#### [Task to carry out]
Scan the data below for the string "truyền". Copy every line where it appears.

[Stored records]
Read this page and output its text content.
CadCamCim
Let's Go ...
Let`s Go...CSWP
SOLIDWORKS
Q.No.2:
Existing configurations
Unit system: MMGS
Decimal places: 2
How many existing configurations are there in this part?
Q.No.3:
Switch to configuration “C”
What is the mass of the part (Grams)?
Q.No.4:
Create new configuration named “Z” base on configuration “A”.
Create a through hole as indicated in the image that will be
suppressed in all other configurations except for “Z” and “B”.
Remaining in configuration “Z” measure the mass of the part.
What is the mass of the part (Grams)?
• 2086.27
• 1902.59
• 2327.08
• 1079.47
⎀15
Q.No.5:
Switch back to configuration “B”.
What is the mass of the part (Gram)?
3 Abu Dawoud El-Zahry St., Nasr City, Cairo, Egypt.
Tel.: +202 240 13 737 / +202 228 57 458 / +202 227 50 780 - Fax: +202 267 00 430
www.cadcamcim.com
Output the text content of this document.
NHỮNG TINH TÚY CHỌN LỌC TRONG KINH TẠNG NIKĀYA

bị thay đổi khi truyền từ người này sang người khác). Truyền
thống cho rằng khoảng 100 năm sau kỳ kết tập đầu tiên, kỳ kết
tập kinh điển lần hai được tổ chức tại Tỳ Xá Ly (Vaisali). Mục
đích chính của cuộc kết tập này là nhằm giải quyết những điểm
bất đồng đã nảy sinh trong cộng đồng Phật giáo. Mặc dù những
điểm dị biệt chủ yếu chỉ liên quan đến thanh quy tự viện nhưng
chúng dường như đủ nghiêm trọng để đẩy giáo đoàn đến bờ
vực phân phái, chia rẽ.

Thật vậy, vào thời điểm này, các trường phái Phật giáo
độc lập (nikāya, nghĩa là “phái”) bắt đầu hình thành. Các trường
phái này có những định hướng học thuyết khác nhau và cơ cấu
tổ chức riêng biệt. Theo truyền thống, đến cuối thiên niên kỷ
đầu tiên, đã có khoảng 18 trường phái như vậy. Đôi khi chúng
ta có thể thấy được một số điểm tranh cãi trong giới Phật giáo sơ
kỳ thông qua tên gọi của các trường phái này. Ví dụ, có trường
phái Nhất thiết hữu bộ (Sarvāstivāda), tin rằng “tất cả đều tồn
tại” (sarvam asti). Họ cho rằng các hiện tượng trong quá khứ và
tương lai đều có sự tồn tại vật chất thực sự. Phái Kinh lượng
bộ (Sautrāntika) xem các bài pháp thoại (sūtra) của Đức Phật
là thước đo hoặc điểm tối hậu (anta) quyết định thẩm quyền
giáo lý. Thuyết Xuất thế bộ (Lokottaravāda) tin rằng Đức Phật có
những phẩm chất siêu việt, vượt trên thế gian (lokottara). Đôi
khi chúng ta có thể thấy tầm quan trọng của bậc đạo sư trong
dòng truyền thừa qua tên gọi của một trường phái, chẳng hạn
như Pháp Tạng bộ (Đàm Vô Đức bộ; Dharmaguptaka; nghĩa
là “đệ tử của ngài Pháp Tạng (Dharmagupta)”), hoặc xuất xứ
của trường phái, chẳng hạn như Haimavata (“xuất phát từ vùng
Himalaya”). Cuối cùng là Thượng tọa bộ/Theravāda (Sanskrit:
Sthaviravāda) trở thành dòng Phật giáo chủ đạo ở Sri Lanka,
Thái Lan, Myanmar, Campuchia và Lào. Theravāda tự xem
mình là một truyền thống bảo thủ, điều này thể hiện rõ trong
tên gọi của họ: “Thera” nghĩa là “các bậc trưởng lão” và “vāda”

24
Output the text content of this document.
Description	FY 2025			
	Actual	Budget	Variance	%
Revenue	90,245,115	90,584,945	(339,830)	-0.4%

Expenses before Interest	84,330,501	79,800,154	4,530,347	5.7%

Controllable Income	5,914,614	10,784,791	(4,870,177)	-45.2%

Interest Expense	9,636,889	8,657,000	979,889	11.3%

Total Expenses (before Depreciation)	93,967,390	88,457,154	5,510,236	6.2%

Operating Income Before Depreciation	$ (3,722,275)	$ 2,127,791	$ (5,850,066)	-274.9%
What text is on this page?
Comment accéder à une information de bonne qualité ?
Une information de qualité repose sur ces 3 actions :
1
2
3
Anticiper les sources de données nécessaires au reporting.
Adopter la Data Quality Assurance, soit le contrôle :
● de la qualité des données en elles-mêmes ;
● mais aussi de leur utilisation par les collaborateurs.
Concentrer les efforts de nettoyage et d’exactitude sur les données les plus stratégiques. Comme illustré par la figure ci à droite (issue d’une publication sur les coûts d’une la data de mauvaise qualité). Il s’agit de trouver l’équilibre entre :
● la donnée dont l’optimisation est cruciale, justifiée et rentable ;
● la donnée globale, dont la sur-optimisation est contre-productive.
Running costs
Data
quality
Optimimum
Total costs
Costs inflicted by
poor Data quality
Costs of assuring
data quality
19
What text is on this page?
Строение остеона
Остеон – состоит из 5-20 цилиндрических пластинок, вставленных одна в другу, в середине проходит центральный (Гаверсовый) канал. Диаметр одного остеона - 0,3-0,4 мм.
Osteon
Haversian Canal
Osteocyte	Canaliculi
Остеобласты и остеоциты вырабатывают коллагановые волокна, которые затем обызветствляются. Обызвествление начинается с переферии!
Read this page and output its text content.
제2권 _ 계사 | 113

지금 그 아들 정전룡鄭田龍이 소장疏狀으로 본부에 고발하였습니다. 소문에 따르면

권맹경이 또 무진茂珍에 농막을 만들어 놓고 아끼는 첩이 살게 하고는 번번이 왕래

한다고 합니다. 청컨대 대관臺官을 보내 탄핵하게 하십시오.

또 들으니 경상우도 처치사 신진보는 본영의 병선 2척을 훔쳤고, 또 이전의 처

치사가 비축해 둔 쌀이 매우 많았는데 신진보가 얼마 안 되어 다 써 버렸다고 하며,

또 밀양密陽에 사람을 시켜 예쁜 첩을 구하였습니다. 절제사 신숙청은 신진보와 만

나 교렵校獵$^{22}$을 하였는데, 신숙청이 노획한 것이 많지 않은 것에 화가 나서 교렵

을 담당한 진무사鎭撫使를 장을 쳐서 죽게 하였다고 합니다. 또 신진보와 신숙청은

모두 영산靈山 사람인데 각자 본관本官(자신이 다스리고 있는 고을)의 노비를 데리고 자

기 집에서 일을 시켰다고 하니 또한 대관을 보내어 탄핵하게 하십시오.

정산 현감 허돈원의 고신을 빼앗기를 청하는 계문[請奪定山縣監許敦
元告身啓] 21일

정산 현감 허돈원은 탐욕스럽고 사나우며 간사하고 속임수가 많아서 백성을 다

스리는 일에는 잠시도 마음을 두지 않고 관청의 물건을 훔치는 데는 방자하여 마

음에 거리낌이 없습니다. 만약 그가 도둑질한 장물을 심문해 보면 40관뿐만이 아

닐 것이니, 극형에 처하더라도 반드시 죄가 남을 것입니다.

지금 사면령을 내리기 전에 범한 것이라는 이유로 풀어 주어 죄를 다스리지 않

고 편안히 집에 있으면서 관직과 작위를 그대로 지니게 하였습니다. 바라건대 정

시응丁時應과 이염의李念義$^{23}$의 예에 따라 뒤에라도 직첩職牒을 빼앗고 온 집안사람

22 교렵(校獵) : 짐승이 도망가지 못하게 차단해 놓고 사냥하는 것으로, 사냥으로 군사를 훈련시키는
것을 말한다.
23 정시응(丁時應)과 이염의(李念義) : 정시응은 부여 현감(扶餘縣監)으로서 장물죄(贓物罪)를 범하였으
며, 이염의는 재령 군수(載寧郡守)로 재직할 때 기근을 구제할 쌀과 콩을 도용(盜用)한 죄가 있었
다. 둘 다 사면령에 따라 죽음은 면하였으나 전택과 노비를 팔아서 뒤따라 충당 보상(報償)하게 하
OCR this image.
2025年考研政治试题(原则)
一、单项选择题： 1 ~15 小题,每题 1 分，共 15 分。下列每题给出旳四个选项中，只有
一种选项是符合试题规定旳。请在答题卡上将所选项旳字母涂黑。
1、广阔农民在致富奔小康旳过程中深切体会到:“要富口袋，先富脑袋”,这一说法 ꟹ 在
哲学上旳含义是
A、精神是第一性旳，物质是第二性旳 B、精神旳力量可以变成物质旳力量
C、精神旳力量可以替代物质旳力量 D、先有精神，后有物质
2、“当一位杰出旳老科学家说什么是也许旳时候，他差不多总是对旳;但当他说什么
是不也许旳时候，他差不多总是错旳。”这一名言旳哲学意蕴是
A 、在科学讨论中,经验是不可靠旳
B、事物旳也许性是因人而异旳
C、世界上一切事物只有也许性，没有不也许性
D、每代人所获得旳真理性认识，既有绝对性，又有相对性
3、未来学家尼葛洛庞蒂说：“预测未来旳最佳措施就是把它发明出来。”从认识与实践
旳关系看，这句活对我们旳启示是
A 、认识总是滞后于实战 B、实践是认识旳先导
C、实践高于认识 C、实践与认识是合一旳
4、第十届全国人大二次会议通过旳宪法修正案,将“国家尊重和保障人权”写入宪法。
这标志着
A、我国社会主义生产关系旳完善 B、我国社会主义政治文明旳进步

#### [Correct answer]
bị thay đổi khi truyền từ người này sang người khác). Truyền
tổ chức riêng biệt. Theo truyền thống, đến cuối thiên niên kỷ
dòng truyền thừa qua tên gọi của một trường phái, chẳng hạn
mình là một truyền thống bảo thủ, điều này thể hiện rõ trong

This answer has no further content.